Print the complete set of entries exactly.

····················

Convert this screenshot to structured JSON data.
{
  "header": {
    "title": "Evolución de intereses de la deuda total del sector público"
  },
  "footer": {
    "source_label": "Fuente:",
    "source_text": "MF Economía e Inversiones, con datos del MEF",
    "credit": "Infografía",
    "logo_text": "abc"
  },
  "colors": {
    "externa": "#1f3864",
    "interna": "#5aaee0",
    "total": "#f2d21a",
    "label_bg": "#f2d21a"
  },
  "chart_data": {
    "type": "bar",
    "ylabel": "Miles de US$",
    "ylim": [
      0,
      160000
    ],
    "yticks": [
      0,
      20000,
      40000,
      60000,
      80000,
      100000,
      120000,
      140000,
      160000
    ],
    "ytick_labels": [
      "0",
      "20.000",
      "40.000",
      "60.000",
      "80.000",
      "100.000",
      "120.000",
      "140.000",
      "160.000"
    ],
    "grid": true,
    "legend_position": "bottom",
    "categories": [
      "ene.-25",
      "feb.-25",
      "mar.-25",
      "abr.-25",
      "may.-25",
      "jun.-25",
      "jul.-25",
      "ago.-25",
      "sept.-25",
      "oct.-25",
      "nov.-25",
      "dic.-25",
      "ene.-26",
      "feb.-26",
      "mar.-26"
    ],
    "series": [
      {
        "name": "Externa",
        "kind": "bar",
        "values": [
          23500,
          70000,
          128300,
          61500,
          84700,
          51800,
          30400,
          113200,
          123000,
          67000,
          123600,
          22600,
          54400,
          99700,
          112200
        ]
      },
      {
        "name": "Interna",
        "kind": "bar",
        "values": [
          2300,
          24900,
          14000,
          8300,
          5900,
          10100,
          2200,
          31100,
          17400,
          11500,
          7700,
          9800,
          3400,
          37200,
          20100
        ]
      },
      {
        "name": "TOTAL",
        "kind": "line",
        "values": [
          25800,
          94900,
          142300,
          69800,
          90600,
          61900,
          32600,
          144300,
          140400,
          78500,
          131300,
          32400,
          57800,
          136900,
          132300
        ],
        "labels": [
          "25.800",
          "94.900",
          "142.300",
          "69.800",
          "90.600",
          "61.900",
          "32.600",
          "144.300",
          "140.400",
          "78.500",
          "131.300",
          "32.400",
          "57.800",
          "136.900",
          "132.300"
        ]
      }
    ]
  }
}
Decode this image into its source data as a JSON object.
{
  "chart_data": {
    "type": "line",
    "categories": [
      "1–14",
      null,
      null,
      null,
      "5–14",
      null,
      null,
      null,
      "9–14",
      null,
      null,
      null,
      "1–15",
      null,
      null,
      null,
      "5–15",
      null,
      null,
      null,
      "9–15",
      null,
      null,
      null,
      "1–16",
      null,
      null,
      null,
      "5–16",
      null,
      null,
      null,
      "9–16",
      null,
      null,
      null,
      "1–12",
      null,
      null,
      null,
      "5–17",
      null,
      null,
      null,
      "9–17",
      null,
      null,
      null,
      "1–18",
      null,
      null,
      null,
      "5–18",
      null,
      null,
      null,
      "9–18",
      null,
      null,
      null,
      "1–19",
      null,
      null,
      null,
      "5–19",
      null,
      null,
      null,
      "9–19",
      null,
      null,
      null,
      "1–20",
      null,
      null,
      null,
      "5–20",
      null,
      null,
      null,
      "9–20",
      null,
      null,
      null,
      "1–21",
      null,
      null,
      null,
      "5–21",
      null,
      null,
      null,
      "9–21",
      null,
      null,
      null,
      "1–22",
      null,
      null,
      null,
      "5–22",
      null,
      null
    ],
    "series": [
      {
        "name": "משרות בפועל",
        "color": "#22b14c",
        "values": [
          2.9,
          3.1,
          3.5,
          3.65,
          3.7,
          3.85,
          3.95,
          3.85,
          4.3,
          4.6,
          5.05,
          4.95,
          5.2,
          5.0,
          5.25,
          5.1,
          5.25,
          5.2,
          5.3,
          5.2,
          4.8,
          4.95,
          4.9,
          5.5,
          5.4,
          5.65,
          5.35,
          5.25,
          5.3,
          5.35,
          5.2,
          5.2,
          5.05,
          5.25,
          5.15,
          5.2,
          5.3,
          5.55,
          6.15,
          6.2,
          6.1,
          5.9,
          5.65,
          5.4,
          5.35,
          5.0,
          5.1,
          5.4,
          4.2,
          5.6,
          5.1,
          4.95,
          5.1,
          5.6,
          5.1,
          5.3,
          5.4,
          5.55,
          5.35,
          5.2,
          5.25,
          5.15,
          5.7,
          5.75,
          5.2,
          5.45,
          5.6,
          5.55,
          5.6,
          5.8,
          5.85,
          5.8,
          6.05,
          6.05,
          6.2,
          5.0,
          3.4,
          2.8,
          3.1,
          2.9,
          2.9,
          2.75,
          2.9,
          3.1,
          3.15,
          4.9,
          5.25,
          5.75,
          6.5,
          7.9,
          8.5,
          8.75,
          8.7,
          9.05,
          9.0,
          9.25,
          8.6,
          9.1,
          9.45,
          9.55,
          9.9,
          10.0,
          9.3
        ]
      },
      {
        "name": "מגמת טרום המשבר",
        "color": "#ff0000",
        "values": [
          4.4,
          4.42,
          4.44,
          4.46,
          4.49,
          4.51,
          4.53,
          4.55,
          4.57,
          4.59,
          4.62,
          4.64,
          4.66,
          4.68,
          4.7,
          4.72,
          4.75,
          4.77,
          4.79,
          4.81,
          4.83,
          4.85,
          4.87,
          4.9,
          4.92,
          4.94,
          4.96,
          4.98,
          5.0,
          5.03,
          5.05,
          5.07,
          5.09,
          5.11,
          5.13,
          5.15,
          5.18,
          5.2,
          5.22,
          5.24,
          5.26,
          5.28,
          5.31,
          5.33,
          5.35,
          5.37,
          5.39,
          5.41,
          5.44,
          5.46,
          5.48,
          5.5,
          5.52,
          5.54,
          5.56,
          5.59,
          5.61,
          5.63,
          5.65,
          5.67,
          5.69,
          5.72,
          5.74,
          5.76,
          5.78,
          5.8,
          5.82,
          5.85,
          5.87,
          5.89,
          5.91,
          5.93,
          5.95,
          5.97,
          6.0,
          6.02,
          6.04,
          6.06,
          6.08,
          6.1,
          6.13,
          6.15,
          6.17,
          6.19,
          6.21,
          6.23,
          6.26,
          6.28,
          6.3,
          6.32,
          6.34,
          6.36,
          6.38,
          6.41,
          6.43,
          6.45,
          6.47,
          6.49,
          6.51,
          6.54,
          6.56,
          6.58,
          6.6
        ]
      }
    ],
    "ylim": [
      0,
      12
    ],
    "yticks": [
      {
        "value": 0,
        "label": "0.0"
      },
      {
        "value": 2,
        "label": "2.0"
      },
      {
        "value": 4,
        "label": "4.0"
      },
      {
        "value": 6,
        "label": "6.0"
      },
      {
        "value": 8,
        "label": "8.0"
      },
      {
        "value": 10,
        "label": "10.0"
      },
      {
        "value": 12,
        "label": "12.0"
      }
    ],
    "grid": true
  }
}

····················

» In response:
Convert this screenshot to structured JSON data.
{
  "header": {
    "title": "Evolución de intereses de la deuda total del sector público"
  },
  "footer": {
    "source_label": "Fuente:",
    "source_text": "MF Economía e Inversiones, con datos del MEF",
    "credit": "Infografía",
    "logo_text": "abc"
  },
  "colors": {
    "externa": "#1f3864",
    "interna": "#5aaee0",
    "total": "#f2d21a",
    "label_bg": "#f2d21a"
  },
  "chart_data": {
    "type": "bar",
    "ylabel": "Miles de US$",
    "ylim": [
      0,
      160000
    ],
    "yticks": [
      0,
      20000,
      40000,
      60000,
      80000,
      100000,
      120000,
      140000,
      160000
    ],
    "ytick_labels": [
      "0",
      "20.000",
      "40.000",
      "60.000",
      "80.000",
      "100.000",
      "120.000",
      "140.000",
      "160.000"
    ],
    "grid": true,
    "legend_position": "bottom",
    "categories": [
      "ene.-25",
      "feb.-25",
      "mar.-25",
      "abr.-25",
      "may.-25",
      "jun.-25",
      "jul.-25",
      "ago.-25",
      "sept.-25",
      "oct.-25",
      "nov.-25",
      "dic.-25",
      "ene.-26",
      "feb.-26",
      "mar.-26"
    ],
    "series": [
      {
        "name": "Externa",
        "kind": "bar",
        "values": [
          23500,
          70000,
          128300,
          61500,
          84700,
          51800,
          30400,
          113200,
          123000,
          67000,
          123600,
          22600,
          54400,
          99700,
          112200
        ]
      },
      {
        "name": "Interna",
        "kind": "bar",
        "values": [
          2300,
          24900,
          14000,
          8300,
          5900,
          10100,
          2200,
          31100,
          17400,
          11500,
          7700,
          9800,
          3400,
          37200,
          20100
        ]
      },
      {
        "name": "TOTAL",
        "kind": "line",
        "values": [
          25800,
          94900,
          142300,
          69800,
          90600,
          61900,
          32600,
          144300,
          140400,
          78500,
          131300,
          32400,
          57800,
          136900,
          132300
        ],
        "labels": [
          "25.800",
          "94.900",
          "142.300",
          "69.800",
          "90.600",
          "61.900",
          "32.600",
          "144.300",
          "140.400",
          "78.500",
          "131.300",
          "32.400",
          "57.800",
          "136.900",
          "132.300"
        ]
      }
    ]
  }
}
Decode this image into its source data as a JSON object.
{
  "chart_data": {
    "type": "line",
    "categories": [
      "1–14",
      null,
      null,
      null,
      "5–14",
      null,
      null,
      null,
      "9–14",
      null,
      null,
      null,
      "1–15",
      null,
      null,
      null,
      "5–15",
      null,
      null,
      null,
      "9–15",
      null,
      null,
      null,
      "1–16",
      null,
      null,
      null,
      "5–16",
      null,
      null,
      null,
      "9–16",
      null,
      null,
      null,
      "1–12",
      null,
      null,
      null,
      "5–17",
      null,
      null,
      null,
      "9–17",
      null,
      null,
      null,
      "1–18",
      null,
      null,
      null,
      "5–18",
      null,
      null,
      null,
      "9–18",
      null,
      null,
      null,
      "1–19",
      null,
      null,
      null,
      "5–19",
      null,
      null,
      null,
      "9–19",
      null,
      null,
      null,
      "1–20",
      null,
      null,
      null,
      "5–20",
      null,
      null,
      null,
      "9–20",
      null,
      null,
      null,
      "1–21",
      null,
      null,
      null,
      "5–21",
      null,
      null,
      null,
      "9–21",
      null,
      null,
      null,
      "1–22",
      null,
      null,
      null,
      "5–22",
      null,
      null
    ],
    "series": [
      {
        "name": "משרות בפועל",
        "color": "#22b14c",
        "values": [
          2.9,
          3.1,
          3.5,
          3.65,
          3.7,
          3.85,
          3.95,
          3.85,
          4.3,
          4.6,
          5.05,
          4.95,
          5.2,
          5.0,
          5.25,
          5.1,
          5.25,
          5.2,
          5.3,
          5.2,
          4.8,
          4.95,
          4.9,
          5.5,
          5.4,
          5.65,
          5.35,
          5.25,
          5.3,
          5.35,
          5.2,
          5.2,
          5.05,
          5.25,
          5.15,
          5.2,
          5.3,
          5.55,
          6.15,
          6.2,
          6.1,
          5.9,
          5.65,
          5.4,
          5.35,
          5.0,
          5.1,
          5.4,
          4.2,
          5.6,
          5.1,
          4.95,
          5.1,
          5.6,
          5.1,
          5.3,
          5.4,
          5.55,
          5.35,
          5.2,
          5.25,
          5.15,
          5.7,
          5.75,
          5.2,
          5.45,
          5.6,
          5.55,
          5.6,
          5.8,
          5.85,
          5.8,
          6.05,
          6.05,
          6.2,
          5.0,
          3.4,
          2.8,
          3.1,
          2.9,
          2.9,
          2.75,
          2.9,
          3.1,
          3.15,
          4.9,
          5.25,
          5.75,
          6.5,
          7.9,
          8.5,
          8.75,
          8.7,
          9.05,
          9.0,
          9.25,
          8.6,
          9.1,
          9.45,
          9.55,
          9.9,
          10.0,
          9.3
        ]
      },
      {
        "name": "מגמת טרום המשבר",
        "color": "#ff0000",
        "values": [
          4.4,
          4.42,
          4.44,
          4.46,
          4.49,
          4.51,
          4.53,
          4.55,
          4.57,
          4.59,
          4.62,
          4.64,
          4.66,
          4.68,
          4.7,
          4.72,
          4.75,
          4.77,
          4.79,
          4.81,
          4.83,
          4.85,
          4.87,
          4.9,
          4.92,
          4.94,
          4.96,
          4.98,
          5.0,
          5.03,
          5.05,
          5.07,
          5.09,
          5.11,
          5.13,
          5.15,
          5.18,
          5.2,
          5.22,
          5.24,
          5.26,
          5.28,
          5.31,
          5.33,
          5.35,
          5.37,
          5.39,
          5.41,
          5.44,
          5.46,
          5.48,
          5.5,
          5.52,
          5.54,
          5.56,
          5.59,
          5.61,
          5.63,
          5.65,
          5.67,
          5.69,
          5.72,
          5.74,
          5.76,
          5.78,
          5.8,
          5.82,
          5.85,
          5.87,
          5.89,
          5.91,
          5.93,
          5.95,
          5.97,
          6.0,
          6.02,
          6.04,
          6.06,
          6.08,
          6.1,
          6.13,
          6.15,
          6.17,
          6.19,
          6.21,
          6.23,
          6.26,
          6.28,
          6.3,
          6.32,
          6.34,
          6.36,
          6.38,
          6.41,
          6.43,
          6.45,
          6.47,
          6.49,
          6.51,
          6.54,
          6.56,
          6.58,
          6.6
        ]
      }
    ],
    "ylim": [
      0,
      12
    ],
    "yticks": [
      {
        "value": 0,
        "label": "0.0"
      },
      {
        "value": 2,
        "label": "2.0"
      },
      {
        "value": 4,
        "label": "4.0"
      },
      {
        "value": 6,
        "label": "6.0"
      },
      {
        "value": 8,
        "label": "8.0"
      },
      {
        "value": 10,
        "label": "10.0"
      },
      {
        "value": 12,
        "label": "12.0"
      }
    ],
    "grid": true
  }
}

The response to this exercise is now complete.